■ **DIRECTIONS**
Can you output the records below exactly as they are written?

■ **RECORDS SUPPLIED**
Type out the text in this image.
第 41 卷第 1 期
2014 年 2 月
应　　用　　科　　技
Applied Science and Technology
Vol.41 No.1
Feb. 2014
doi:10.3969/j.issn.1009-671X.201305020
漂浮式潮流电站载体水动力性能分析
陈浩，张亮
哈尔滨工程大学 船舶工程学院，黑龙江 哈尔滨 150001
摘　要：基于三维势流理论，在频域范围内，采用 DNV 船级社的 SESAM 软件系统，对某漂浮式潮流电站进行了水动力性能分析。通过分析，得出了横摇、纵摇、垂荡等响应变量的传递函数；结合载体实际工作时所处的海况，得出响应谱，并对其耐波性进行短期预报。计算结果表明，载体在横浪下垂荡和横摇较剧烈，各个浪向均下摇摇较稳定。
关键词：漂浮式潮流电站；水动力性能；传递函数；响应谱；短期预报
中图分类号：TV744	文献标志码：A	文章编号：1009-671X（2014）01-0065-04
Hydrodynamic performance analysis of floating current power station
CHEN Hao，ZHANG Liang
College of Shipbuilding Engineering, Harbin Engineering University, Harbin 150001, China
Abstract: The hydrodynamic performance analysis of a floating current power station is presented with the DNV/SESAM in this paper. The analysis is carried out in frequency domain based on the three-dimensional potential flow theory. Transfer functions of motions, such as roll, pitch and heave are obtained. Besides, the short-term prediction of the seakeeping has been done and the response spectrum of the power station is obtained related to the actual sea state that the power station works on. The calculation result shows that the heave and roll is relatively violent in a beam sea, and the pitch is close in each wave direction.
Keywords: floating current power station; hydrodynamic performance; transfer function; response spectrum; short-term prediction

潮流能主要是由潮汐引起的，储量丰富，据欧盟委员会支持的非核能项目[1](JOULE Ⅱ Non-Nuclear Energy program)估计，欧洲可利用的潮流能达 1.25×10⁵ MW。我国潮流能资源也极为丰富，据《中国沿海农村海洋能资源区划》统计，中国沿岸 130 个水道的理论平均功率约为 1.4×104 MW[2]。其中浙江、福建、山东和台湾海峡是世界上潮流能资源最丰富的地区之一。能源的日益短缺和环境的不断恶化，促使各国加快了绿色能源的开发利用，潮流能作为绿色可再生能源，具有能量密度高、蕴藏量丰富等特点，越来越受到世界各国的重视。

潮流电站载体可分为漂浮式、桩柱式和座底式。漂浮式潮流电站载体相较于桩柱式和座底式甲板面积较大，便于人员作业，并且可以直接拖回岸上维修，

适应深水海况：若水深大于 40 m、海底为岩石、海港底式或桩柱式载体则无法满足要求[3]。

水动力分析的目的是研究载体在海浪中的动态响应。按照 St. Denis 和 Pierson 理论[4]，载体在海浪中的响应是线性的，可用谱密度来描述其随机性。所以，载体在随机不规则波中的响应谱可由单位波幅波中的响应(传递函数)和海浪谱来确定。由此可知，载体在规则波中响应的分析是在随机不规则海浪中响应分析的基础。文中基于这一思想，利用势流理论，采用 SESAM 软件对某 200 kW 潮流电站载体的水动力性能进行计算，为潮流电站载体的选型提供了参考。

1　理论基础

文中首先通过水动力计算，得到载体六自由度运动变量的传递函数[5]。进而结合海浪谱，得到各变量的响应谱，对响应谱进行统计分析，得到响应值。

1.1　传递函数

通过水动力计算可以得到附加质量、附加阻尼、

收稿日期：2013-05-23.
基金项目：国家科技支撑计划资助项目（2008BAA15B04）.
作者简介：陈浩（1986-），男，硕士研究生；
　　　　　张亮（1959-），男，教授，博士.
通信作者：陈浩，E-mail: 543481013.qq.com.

■ **OUTPUT BELOW**
Type out the text in this image.
第 41 卷第 1 期
2014 年 2 月
应　　用　　科　　技
Applied Science and Technology
Vol.41 No.1
Feb. 2014
doi:10.3969/j.issn.1009-671X.201305020
漂浮式潮流电站载体水动力性能分析
陈浩，张亮
哈尔滨工程大学 船舶工程学院，黑龙江 哈尔滨 150001
摘　要：基于三维势流理论，在频域范围内，采用 DNV 船级社的 SESAM 软件系统，对某漂浮式潮流电站进行了水动力性能分析。通过分析，得出了横摇、纵摇、垂荡等响应变量的传递函数；结合载体实际工作时所处的海况，得出响应谱，并对其耐波性进行短期预报。计算结果表明，载体在横浪下垂荡和横摇较剧烈，各个浪向均下摇摇较稳定。
关键词：漂浮式潮流电站；水动力性能；传递函数；响应谱；短期预报
中图分类号：TV744	文献标志码：A	文章编号：1009-671X（2014）01-0065-04
Hydrodynamic performance analysis of floating current power station
CHEN Hao，ZHANG Liang
College of Shipbuilding Engineering, Harbin Engineering University, Harbin 150001, China
Abstract: The hydrodynamic performance analysis of a floating current power station is presented with the DNV/SESAM in this paper. The analysis is carried out in frequency domain based on the three-dimensional potential flow theory. Transfer functions of motions, such as roll, pitch and heave are obtained. Besides, the short-term prediction of the seakeeping has been done and the response spectrum of the power station is obtained related to the actual sea state that the power station works on. The calculation result shows that the heave and roll is relatively violent in a beam sea, and the pitch is close in each wave direction.
Keywords: floating current power station; hydrodynamic performance; transfer function; response spectrum; short-term prediction

潮流能主要是由潮汐引起的，储量丰富，据欧盟委员会支持的非核能项目[1](JOULE Ⅱ Non-Nuclear Energy program)估计，欧洲可利用的潮流能达 1.25×10⁵ MW。我国潮流能资源也极为丰富，据《中国沿海农村海洋能资源区划》统计，中国沿岸 130 个水道的理论平均功率约为 1.4×104 MW[2]。其中浙江、福建、山东和台湾海峡是世界上潮流能资源最丰富的地区之一。能源的日益短缺和环境的不断恶化，促使各国加快了绿色能源的开发利用，潮流能作为绿色可再生能源，具有能量密度高、蕴藏量丰富等特点，越来越受到世界各国的重视。

潮流电站载体可分为漂浮式、桩柱式和座底式。漂浮式潮流电站载体相较于桩柱式和座底式甲板面积较大，便于人员作业，并且可以直接拖回岸上维修，

适应深水海况：若水深大于 40 m、海底为岩石、海港底式或桩柱式载体则无法满足要求[3]。

水动力分析的目的是研究载体在海浪中的动态响应。按照 St. Denis 和 Pierson 理论[4]，载体在海浪中的响应是线性的，可用谱密度来描述其随机性。所以，载体在随机不规则波中的响应谱可由单位波幅波中的响应(传递函数)和海浪谱来确定。由此可知，载体在规则波中响应的分析是在随机不规则海浪中响应分析的基础。文中基于这一思想，利用势流理论，采用 SESAM 软件对某 200 kW 潮流电站载体的水动力性能进行计算，为潮流电站载体的选型提供了参考。

1　理论基础

文中首先通过水动力计算，得到载体六自由度运动变量的传递函数[5]。进而结合海浪谱，得到各变量的响应谱，对响应谱进行统计分析，得到响应值。

1.1　传递函数

通过水动力计算可以得到附加质量、附加阻尼、

收稿日期：2013-05-23.
基金项目：国家科技支撑计划资助项目（2008BAA15B04）.
作者简介：陈浩（1986-），男，硕士研究生；
　　　　　张亮（1959-），男，教授，博士.
通信作者：陈浩，E-mail: 543481013.qq.com.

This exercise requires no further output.